Work required
Copy the lines below word for word, from the line with "colorbar-label: 60 <box>706 104 718 116</box>" up to and including the line with "cell-label: 99.68 <box>407 348 431 359</box>".

>> Start Exercise inputs

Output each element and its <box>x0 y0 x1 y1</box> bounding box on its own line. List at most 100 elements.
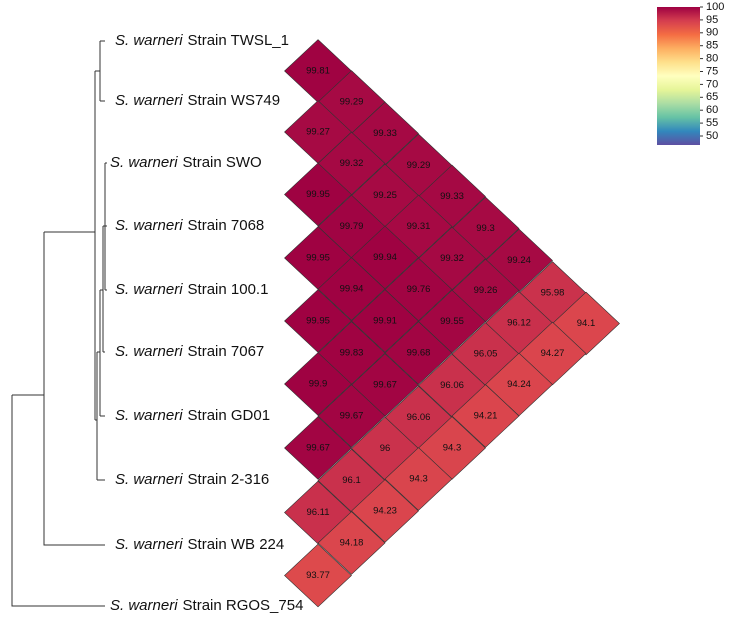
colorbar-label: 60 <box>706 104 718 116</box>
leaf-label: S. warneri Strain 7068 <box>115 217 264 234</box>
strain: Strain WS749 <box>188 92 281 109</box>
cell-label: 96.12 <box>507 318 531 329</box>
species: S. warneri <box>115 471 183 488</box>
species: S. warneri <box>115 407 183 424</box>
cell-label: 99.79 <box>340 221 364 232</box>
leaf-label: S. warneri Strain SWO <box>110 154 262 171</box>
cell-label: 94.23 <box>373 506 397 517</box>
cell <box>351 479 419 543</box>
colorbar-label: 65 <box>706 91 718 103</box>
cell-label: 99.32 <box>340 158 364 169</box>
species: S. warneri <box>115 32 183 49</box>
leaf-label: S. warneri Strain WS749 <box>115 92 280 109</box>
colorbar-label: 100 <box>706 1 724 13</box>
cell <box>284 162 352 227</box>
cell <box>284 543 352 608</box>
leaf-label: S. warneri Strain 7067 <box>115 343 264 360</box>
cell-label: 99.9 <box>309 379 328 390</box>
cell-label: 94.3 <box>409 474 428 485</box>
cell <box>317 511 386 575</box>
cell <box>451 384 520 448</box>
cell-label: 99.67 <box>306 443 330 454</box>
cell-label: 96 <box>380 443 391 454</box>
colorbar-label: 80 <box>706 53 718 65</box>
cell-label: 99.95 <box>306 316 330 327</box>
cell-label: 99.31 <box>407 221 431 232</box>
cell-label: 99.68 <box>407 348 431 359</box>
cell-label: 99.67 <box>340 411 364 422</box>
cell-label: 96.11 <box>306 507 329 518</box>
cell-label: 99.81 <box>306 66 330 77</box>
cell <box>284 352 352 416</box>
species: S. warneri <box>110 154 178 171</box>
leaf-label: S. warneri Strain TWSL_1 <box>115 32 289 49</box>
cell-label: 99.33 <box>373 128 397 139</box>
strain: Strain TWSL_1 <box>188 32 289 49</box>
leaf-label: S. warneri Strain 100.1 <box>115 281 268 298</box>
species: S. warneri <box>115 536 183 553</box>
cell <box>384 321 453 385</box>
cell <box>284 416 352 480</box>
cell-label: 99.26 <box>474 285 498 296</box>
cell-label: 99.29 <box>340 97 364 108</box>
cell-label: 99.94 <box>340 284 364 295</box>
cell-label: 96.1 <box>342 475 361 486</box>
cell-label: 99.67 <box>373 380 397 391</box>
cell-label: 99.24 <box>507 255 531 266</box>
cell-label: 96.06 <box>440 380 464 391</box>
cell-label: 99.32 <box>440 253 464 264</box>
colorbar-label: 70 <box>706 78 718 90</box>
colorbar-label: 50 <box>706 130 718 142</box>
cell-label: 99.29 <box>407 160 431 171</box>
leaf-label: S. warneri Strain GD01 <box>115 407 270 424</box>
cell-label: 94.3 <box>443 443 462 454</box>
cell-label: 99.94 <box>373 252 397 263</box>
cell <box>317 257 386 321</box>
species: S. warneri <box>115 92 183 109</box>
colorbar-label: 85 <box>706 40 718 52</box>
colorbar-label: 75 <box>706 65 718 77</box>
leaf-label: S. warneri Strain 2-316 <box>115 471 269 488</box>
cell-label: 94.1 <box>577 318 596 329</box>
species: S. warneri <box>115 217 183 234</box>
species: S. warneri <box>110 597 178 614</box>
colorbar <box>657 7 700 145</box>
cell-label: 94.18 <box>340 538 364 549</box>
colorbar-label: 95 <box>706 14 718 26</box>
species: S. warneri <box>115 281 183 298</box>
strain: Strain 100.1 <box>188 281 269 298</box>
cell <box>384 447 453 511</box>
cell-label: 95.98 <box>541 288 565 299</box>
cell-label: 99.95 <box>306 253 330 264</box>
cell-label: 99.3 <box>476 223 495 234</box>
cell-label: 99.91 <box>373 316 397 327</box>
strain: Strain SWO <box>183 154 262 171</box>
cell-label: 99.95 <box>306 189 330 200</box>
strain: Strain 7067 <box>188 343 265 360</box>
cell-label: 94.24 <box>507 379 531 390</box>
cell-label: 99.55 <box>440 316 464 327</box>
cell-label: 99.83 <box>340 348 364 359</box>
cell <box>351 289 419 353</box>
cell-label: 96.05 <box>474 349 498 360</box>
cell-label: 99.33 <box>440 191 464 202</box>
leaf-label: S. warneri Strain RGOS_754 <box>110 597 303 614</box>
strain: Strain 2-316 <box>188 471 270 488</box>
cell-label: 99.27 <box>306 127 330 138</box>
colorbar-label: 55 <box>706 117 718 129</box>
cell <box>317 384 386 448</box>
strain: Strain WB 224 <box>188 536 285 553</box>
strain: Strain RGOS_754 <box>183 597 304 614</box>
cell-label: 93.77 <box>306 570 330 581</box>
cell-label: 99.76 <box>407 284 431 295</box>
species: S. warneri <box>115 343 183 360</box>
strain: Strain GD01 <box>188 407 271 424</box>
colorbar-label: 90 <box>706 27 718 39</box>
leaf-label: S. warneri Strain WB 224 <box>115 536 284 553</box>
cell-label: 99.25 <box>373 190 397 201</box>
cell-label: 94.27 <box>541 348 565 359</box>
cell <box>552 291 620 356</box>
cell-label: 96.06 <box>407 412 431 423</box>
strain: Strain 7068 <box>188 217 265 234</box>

>> End Exercise inputs

Problem solution
colorbar-label: 60 <box>706 104 718 116</box>
leaf-label: S. warneri Strain 7068 <box>115 217 264 234</box>
strain: Strain WS749 <box>188 92 281 109</box>
cell-label: 96.12 <box>507 318 531 329</box>
species: S. warneri <box>115 471 183 488</box>
species: S. warneri <box>115 407 183 424</box>
cell-label: 99.79 <box>340 221 364 232</box>
leaf-label: S. warneri Strain SWO <box>110 154 262 171</box>
cell-label: 94.23 <box>373 506 397 517</box>
cell <box>351 479 419 543</box>
colorbar-label: 65 <box>706 91 718 103</box>
cell-label: 99.32 <box>340 158 364 169</box>
species: S. warneri <box>115 32 183 49</box>
leaf-label: S. warneri Strain WS749 <box>115 92 280 109</box>
colorbar-label: 100 <box>706 1 724 13</box>
cell <box>284 162 352 227</box>
cell <box>284 543 352 608</box>
leaf-label: S. warneri Strain 7067 <box>115 343 264 360</box>
cell-label: 99.9 <box>309 379 328 390</box>
cell-label: 94.3 <box>409 474 428 485</box>
cell <box>317 511 386 575</box>
cell <box>451 384 520 448</box>
cell-label: 99.67 <box>306 443 330 454</box>
cell-label: 96 <box>380 443 391 454</box>
colorbar-label: 80 <box>706 53 718 65</box>
cell-label: 99.95 <box>306 316 330 327</box>
cell-label: 99.31 <box>407 221 431 232</box>
cell-label: 99.68 <box>407 348 431 359</box>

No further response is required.